What is expected → The entries below should be quoted exactly, with no pictures carried over.

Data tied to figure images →
[BEGIN]
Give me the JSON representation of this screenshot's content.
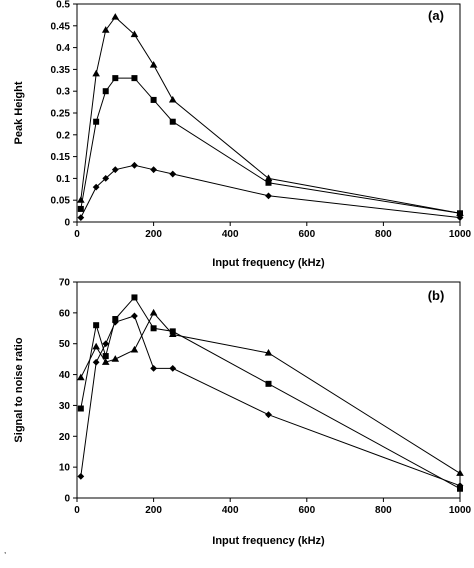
{
  "stray_mark": ",",
  "chart_data": [
    {
      "type": "line",
      "panel_label": "(a)",
      "xlabel": "Input frequency (kHz)",
      "ylabel": "Peak Height",
      "xlim": [
        0,
        1000
      ],
      "ylim": [
        0,
        0.5
      ],
      "xticks": [
        0,
        200,
        400,
        600,
        800,
        1000
      ],
      "yticks": [
        0,
        0.05,
        0.1,
        0.15,
        0.2,
        0.25,
        0.3,
        0.35,
        0.4,
        0.45,
        0.5
      ],
      "grid": false,
      "legend": "none",
      "series": [
        {
          "marker": "triangle",
          "color": "#000000",
          "x": [
            10,
            50,
            75,
            100,
            150,
            200,
            250,
            500,
            1000
          ],
          "y": [
            0.05,
            0.34,
            0.44,
            0.47,
            0.43,
            0.36,
            0.28,
            0.1,
            0.02
          ]
        },
        {
          "marker": "square",
          "color": "#000000",
          "x": [
            10,
            50,
            75,
            100,
            150,
            200,
            250,
            500,
            1000
          ],
          "y": [
            0.03,
            0.23,
            0.3,
            0.33,
            0.33,
            0.28,
            0.23,
            0.09,
            0.02
          ]
        },
        {
          "marker": "diamond",
          "color": "#000000",
          "x": [
            10,
            50,
            75,
            100,
            150,
            200,
            250,
            500,
            1000
          ],
          "y": [
            0.01,
            0.08,
            0.1,
            0.12,
            0.13,
            0.12,
            0.11,
            0.06,
            0.01
          ]
        }
      ]
    },
    {
      "type": "line",
      "panel_label": "(b)",
      "xlabel": "Input frequency (kHz)",
      "ylabel": "Signal to noise ratio",
      "xlim": [
        0,
        1000
      ],
      "ylim": [
        0,
        70
      ],
      "xticks": [
        0,
        200,
        400,
        600,
        800,
        1000
      ],
      "yticks": [
        0,
        10,
        20,
        30,
        40,
        50,
        60,
        70
      ],
      "grid": false,
      "legend": "none",
      "series": [
        {
          "marker": "triangle",
          "color": "#000000",
          "x": [
            10,
            50,
            75,
            100,
            150,
            200,
            250,
            500,
            1000
          ],
          "y": [
            39,
            49,
            44,
            45,
            48,
            60,
            53,
            47,
            8
          ]
        },
        {
          "marker": "square",
          "color": "#000000",
          "x": [
            10,
            50,
            75,
            100,
            150,
            200,
            250,
            500,
            1000
          ],
          "y": [
            29,
            56,
            46,
            58,
            65,
            55,
            54,
            37,
            3
          ]
        },
        {
          "marker": "diamond",
          "color": "#000000",
          "x": [
            10,
            50,
            75,
            100,
            150,
            200,
            250,
            500,
            1000
          ],
          "y": [
            7,
            44,
            50,
            57,
            59,
            42,
            42,
            27,
            4
          ]
        }
      ]
    }
  ]
}
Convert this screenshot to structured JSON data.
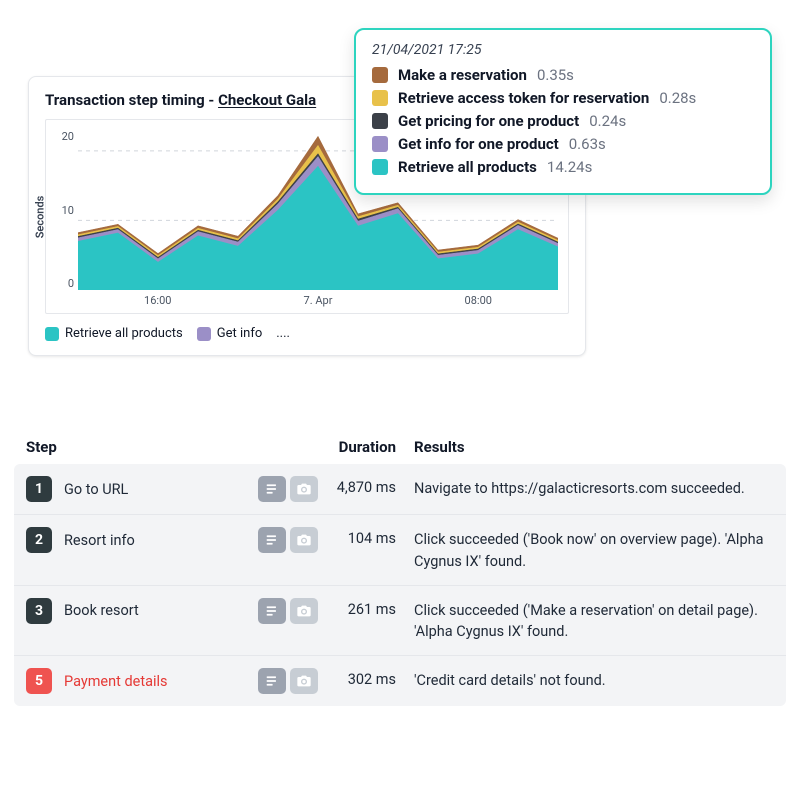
[END]
Result for this task →
Give me the JSON representation of this screenshot's content.
{
  "stray_mark": ",",
  "chart_data": [
    {
      "type": "line",
      "panel_label": "(a)",
      "xlabel": "Input frequency (kHz)",
      "ylabel": "Peak Height",
      "xlim": [
        0,
        1000
      ],
      "ylim": [
        0,
        0.5
      ],
      "xticks": [
        0,
        200,
        400,
        600,
        800,
        1000
      ],
      "yticks": [
        0,
        0.05,
        0.1,
        0.15,
        0.2,
        0.25,
        0.3,
        0.35,
        0.4,
        0.45,
        0.5
      ],
      "grid": false,
      "legend": "none",
      "series": [
        {
          "marker": "triangle",
          "color": "#000000",
          "x": [
            10,
            50,
            75,
            100,
            150,
            200,
            250,
            500,
            1000
          ],
          "y": [
            0.05,
            0.34,
            0.44,
            0.47,
            0.43,
            0.36,
            0.28,
            0.1,
            0.02
          ]
        },
        {
          "marker": "square",
          "color": "#000000",
          "x": [
            10,
            50,
            75,
            100,
            150,
            200,
            250,
            500,
            1000
          ],
          "y": [
            0.03,
            0.23,
            0.3,
            0.33,
            0.33,
            0.28,
            0.23,
            0.09,
            0.02
          ]
        },
        {
          "marker": "diamond",
          "color": "#000000",
          "x": [
            10,
            50,
            75,
            100,
            150,
            200,
            250,
            500,
            1000
          ],
          "y": [
            0.01,
            0.08,
            0.1,
            0.12,
            0.13,
            0.12,
            0.11,
            0.06,
            0.01
          ]
        }
      ]
    },
    {
      "type": "line",
      "panel_label": "(b)",
      "xlabel": "Input frequency (kHz)",
      "ylabel": "Signal to noise ratio",
      "xlim": [
        0,
        1000
      ],
      "ylim": [
        0,
        70
      ],
      "xticks": [
        0,
        200,
        400,
        600,
        800,
        1000
      ],
      "yticks": [
        0,
        10,
        20,
        30,
        40,
        50,
        60,
        70
      ],
      "grid": false,
      "legend": "none",
      "series": [
        {
          "marker": "triangle",
          "color": "#000000",
          "x": [
            10,
            50,
            75,
            100,
            150,
            200,
            250,
            500,
            1000
          ],
          "y": [
            39,
            49,
            44,
            45,
            48,
            60,
            53,
            47,
            8
          ]
        },
        {
          "marker": "square",
          "color": "#000000",
          "x": [
            10,
            50,
            75,
            100,
            150,
            200,
            250,
            500,
            1000
          ],
          "y": [
            29,
            56,
            46,
            58,
            65,
            55,
            54,
            37,
            3
          ]
        },
        {
          "marker": "diamond",
          "color": "#000000",
          "x": [
            10,
            50,
            75,
            100,
            150,
            200,
            250,
            500,
            1000
          ],
          "y": [
            7,
            44,
            50,
            57,
            59,
            42,
            42,
            27,
            4
          ]
        }
      ]
    }
  ]
}
Convert this screenshot to structured JSON data.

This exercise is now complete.